What is needed:
List every geographic place named in the excerpt on the U.S. economy below.

** Begin Text excerpt **

I’m not going to argue with you as we both have our oppinions. But, here’s some information I thought of interest:

smh.com.au, October 21, 2003:

The United States announced today a record $US374 billion ($A540 billion) budget deficit in 2003, the largest shortfall in history but smaller than had been feared.

washingtonpost.com, Friday, January 9, 2004:

The state of the economy is also a concern in southwest Iowa’s cattle country. “It’s hard to be a fan of President Bush when you look at the unemployment around here,” said Dave Antisdel, a farmer from nearby Prescott, who sold 11 of his 15 cattle Tuesday. “People are losing jobs all the time, and I don’t see any sign that he knows what to do about it. Of course, his friends are all doing okay, so why should he — .”

** End Text excerpt **
** Begin Information provided **

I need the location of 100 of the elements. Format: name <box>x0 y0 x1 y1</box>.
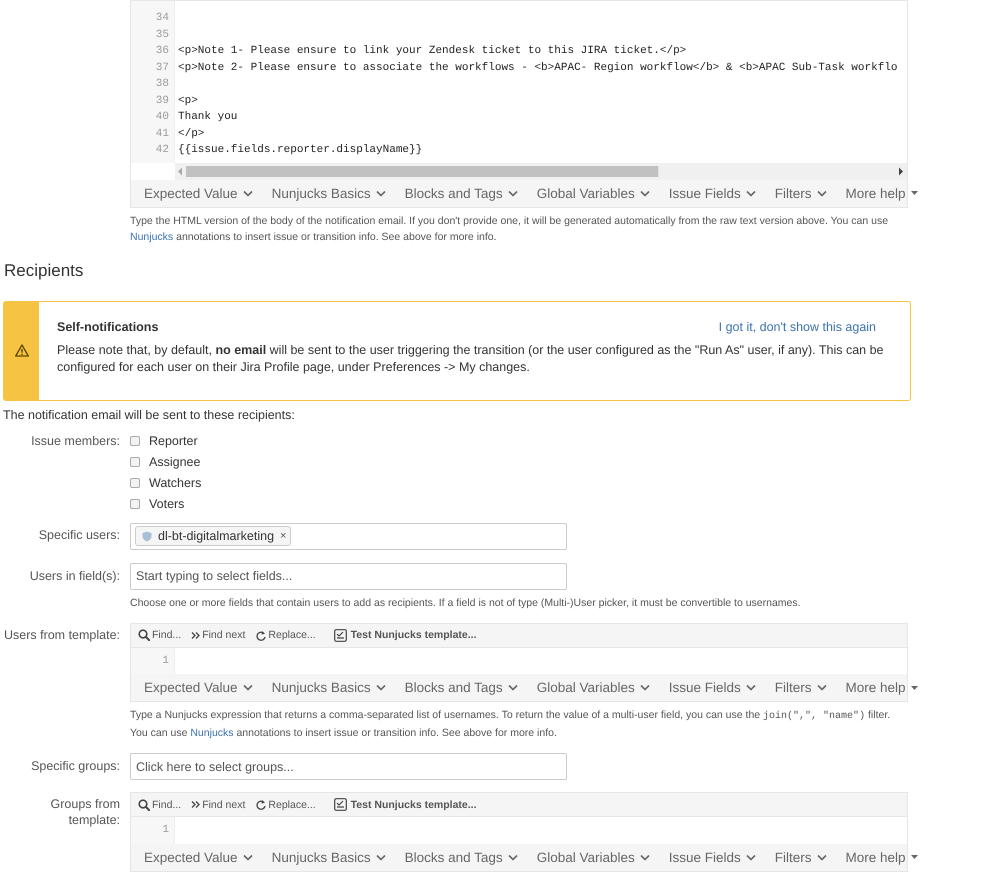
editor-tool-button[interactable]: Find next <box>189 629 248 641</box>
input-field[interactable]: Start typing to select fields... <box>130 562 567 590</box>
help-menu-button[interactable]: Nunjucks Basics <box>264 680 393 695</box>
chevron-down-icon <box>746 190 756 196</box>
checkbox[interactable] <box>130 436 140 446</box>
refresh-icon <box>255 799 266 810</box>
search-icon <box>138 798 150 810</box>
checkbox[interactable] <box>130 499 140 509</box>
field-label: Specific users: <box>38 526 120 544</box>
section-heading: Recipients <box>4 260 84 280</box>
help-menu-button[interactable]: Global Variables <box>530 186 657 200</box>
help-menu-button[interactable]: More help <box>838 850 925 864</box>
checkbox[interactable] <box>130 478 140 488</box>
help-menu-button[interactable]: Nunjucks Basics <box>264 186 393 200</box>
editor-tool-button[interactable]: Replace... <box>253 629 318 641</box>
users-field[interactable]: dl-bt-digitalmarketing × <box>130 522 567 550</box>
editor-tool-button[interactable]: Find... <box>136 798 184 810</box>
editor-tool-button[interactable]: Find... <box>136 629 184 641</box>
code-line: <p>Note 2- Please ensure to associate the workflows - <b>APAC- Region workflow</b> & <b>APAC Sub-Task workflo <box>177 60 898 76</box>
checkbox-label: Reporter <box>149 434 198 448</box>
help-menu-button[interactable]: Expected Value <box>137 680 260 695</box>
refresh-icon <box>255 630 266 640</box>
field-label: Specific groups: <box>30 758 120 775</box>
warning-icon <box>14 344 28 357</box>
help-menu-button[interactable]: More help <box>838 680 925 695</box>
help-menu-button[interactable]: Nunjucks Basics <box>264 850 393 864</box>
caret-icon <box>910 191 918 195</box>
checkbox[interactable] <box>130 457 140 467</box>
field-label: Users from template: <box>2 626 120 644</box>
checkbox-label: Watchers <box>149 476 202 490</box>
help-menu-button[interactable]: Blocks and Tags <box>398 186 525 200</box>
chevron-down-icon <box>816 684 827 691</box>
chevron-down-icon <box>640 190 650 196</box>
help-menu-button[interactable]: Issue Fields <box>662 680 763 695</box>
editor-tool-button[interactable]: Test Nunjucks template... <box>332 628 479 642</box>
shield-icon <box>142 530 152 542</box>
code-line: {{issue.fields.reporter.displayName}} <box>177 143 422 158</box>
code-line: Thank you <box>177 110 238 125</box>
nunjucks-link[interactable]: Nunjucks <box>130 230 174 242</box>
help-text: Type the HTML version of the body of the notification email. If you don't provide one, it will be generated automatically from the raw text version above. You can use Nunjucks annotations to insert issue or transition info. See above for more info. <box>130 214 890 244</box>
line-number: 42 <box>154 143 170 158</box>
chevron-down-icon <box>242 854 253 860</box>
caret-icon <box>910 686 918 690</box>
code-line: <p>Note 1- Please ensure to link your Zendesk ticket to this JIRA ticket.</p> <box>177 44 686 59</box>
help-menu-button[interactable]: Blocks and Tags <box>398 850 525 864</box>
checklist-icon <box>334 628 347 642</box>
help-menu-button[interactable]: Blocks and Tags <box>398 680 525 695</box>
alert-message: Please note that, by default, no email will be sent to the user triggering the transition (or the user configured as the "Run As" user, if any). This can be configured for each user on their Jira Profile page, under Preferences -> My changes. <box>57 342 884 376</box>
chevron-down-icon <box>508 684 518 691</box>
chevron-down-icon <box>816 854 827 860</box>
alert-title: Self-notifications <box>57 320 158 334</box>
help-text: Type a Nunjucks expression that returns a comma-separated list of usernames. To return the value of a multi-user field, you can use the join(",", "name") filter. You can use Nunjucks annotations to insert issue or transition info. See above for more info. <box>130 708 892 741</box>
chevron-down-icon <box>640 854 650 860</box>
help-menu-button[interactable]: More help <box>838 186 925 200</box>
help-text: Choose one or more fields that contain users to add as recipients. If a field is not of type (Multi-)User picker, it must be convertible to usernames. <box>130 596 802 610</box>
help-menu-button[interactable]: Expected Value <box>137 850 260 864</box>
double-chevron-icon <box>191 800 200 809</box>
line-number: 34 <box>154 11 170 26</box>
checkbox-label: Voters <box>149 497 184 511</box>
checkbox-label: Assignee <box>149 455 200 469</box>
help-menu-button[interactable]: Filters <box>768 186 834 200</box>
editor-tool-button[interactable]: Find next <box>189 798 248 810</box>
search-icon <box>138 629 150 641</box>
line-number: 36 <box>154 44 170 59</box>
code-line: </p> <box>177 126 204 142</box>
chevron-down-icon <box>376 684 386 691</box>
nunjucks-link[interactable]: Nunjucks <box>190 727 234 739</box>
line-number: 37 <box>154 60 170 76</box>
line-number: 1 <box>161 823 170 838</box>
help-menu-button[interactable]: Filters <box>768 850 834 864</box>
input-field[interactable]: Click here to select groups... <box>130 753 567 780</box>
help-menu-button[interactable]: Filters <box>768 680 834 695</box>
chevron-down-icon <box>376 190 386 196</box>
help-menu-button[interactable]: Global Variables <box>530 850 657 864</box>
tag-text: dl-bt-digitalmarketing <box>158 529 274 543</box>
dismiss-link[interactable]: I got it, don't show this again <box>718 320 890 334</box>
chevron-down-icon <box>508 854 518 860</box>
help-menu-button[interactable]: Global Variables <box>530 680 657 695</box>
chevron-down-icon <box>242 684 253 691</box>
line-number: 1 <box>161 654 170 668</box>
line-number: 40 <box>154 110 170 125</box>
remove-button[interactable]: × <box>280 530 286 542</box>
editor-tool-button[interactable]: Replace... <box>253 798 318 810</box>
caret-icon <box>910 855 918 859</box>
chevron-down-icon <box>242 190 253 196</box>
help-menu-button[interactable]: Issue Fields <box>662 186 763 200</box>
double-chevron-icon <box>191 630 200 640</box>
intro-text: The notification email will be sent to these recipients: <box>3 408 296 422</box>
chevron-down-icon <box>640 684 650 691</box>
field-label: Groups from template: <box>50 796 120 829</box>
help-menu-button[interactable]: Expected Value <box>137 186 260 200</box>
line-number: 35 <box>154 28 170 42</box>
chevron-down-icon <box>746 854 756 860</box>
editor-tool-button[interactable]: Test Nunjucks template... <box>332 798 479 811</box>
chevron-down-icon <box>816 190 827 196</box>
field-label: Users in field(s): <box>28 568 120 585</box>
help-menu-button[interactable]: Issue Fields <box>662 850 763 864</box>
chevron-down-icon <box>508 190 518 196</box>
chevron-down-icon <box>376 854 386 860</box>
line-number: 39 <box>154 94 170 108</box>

** End Information provided **

Response:
- United States
- southwest Iowa
- Prescott